REQUIRED WORK>
Find "Decode this image" in the material below, then copy that line and every subsequent line to the end, exactly.

DATA EXCERPTS>
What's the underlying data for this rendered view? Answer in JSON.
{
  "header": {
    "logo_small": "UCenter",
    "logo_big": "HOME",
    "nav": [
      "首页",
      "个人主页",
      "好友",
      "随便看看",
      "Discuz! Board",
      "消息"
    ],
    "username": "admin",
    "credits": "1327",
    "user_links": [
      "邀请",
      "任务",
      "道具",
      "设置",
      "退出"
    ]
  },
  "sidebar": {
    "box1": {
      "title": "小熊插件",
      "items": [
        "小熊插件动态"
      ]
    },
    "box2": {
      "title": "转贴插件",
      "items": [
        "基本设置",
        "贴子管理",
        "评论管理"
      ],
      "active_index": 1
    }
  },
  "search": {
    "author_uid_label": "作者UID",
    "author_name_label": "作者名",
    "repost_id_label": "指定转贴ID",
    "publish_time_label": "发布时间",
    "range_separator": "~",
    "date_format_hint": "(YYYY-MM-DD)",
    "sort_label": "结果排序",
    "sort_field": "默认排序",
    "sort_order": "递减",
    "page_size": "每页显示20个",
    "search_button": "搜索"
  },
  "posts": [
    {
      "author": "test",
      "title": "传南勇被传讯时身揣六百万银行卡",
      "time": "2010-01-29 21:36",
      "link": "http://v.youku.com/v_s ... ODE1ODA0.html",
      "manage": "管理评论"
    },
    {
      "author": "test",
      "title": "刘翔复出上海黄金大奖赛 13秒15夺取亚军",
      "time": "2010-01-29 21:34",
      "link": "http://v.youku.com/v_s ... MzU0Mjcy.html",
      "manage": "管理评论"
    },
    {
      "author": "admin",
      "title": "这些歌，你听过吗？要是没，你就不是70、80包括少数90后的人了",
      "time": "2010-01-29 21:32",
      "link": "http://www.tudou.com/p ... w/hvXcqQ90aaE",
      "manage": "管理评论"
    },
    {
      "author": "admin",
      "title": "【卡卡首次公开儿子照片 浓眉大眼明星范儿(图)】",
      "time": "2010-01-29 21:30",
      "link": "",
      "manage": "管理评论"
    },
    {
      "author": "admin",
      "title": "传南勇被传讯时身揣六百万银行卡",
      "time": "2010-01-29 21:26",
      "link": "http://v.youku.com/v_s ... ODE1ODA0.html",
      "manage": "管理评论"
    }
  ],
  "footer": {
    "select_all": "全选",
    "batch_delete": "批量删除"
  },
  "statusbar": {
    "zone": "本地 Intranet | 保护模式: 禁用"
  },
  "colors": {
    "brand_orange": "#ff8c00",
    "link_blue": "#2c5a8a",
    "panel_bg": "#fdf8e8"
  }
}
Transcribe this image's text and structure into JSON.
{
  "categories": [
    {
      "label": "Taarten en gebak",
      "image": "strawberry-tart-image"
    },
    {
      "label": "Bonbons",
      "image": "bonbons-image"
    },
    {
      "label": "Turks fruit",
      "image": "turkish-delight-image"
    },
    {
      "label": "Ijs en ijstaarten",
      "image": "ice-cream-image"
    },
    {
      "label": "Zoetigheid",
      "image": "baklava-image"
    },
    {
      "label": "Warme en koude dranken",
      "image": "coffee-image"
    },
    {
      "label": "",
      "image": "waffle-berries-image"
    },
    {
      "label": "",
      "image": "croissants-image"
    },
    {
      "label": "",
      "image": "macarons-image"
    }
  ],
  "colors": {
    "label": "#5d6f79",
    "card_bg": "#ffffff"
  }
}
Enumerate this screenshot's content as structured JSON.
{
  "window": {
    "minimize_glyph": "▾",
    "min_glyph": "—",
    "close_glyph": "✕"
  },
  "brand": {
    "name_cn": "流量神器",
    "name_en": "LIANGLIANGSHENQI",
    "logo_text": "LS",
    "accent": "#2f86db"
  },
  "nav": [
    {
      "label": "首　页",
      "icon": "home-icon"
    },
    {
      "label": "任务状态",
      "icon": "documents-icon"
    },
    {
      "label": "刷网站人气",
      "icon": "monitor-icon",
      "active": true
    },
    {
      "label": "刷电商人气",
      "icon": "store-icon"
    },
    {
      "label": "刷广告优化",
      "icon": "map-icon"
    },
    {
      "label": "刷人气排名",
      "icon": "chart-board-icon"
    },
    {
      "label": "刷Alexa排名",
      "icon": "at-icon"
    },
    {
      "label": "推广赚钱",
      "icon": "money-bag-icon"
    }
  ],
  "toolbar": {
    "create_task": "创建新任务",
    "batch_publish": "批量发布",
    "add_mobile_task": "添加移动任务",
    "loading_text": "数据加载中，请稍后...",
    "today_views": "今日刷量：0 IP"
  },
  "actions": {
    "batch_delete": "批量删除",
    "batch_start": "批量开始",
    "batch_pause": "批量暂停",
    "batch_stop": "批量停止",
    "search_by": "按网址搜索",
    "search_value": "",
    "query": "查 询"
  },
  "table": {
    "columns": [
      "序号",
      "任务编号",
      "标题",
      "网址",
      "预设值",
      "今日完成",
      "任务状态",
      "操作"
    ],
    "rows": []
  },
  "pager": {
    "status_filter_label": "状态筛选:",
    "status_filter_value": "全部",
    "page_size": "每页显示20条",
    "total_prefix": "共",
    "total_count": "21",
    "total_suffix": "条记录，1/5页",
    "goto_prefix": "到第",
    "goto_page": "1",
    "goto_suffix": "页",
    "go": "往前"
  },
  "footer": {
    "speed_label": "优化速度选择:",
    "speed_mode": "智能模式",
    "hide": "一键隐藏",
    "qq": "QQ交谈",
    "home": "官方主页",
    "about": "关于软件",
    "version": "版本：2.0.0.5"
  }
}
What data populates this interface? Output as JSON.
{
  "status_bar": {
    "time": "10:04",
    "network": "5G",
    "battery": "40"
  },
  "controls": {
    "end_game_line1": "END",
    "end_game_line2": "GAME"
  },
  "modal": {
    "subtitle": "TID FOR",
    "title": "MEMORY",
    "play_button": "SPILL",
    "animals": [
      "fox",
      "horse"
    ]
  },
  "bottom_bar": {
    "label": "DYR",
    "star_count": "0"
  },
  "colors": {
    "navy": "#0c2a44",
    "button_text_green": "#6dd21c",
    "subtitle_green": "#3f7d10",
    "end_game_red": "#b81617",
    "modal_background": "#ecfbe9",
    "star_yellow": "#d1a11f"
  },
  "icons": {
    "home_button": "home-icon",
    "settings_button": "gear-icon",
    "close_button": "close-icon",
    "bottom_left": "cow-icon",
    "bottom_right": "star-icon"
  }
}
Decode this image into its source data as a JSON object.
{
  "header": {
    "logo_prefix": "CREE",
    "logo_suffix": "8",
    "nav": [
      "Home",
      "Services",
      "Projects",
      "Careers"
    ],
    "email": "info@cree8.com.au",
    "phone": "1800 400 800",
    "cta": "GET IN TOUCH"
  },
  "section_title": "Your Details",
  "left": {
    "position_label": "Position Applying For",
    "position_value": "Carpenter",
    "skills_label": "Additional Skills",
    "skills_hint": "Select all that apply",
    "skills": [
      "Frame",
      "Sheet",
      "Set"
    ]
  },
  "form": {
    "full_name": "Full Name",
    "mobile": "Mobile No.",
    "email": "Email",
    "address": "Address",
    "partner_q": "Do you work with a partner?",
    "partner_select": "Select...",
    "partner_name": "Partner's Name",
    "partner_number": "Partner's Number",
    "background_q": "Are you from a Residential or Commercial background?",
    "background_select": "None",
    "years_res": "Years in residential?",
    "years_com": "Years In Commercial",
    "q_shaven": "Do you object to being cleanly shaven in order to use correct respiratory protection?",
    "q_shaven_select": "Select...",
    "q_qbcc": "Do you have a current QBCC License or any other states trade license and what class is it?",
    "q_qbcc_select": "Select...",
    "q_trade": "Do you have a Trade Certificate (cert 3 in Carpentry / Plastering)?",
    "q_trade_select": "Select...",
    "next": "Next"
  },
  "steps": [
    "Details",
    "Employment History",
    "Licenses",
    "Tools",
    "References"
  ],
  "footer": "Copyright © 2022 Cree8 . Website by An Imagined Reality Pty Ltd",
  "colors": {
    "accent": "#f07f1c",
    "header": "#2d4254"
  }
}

ANSWER TO THIS TASK>
Decode this image into its source data as a JSON object.
{
  "header": {
    "logo_prefix": "CREE",
    "logo_suffix": "8",
    "nav": [
      "Home",
      "Services",
      "Projects",
      "Careers"
    ],
    "email": "info@cree8.com.au",
    "phone": "1800 400 800",
    "cta": "GET IN TOUCH"
  },
  "section_title": "Your Details",
  "left": {
    "position_label": "Position Applying For",
    "position_value": "Carpenter",
    "skills_label": "Additional Skills",
    "skills_hint": "Select all that apply",
    "skills": [
      "Frame",
      "Sheet",
      "Set"
    ]
  },
  "form": {
    "full_name": "Full Name",
    "mobile": "Mobile No.",
    "email": "Email",
    "address": "Address",
    "partner_q": "Do you work with a partner?",
    "partner_select": "Select...",
    "partner_name": "Partner's Name",
    "partner_number": "Partner's Number",
    "background_q": "Are you from a Residential or Commercial background?",
    "background_select": "None",
    "years_res": "Years in residential?",
    "years_com": "Years In Commercial",
    "q_shaven": "Do you object to being cleanly shaven in order to use correct respiratory protection?",
    "q_shaven_select": "Select...",
    "q_qbcc": "Do you have a current QBCC License or any other states trade license and what class is it?",
    "q_qbcc_select": "Select...",
    "q_trade": "Do you have a Trade Certificate (cert 3 in Carpentry / Plastering)?",
    "q_trade_select": "Select...",
    "next": "Next"
  },
  "steps": [
    "Details",
    "Employment History",
    "Licenses",
    "Tools",
    "References"
  ],
  "footer": "Copyright © 2022 Cree8 . Website by An Imagined Reality Pty Ltd",
  "colors": {
    "accent": "#f07f1c",
    "header": "#2d4254"
  }
}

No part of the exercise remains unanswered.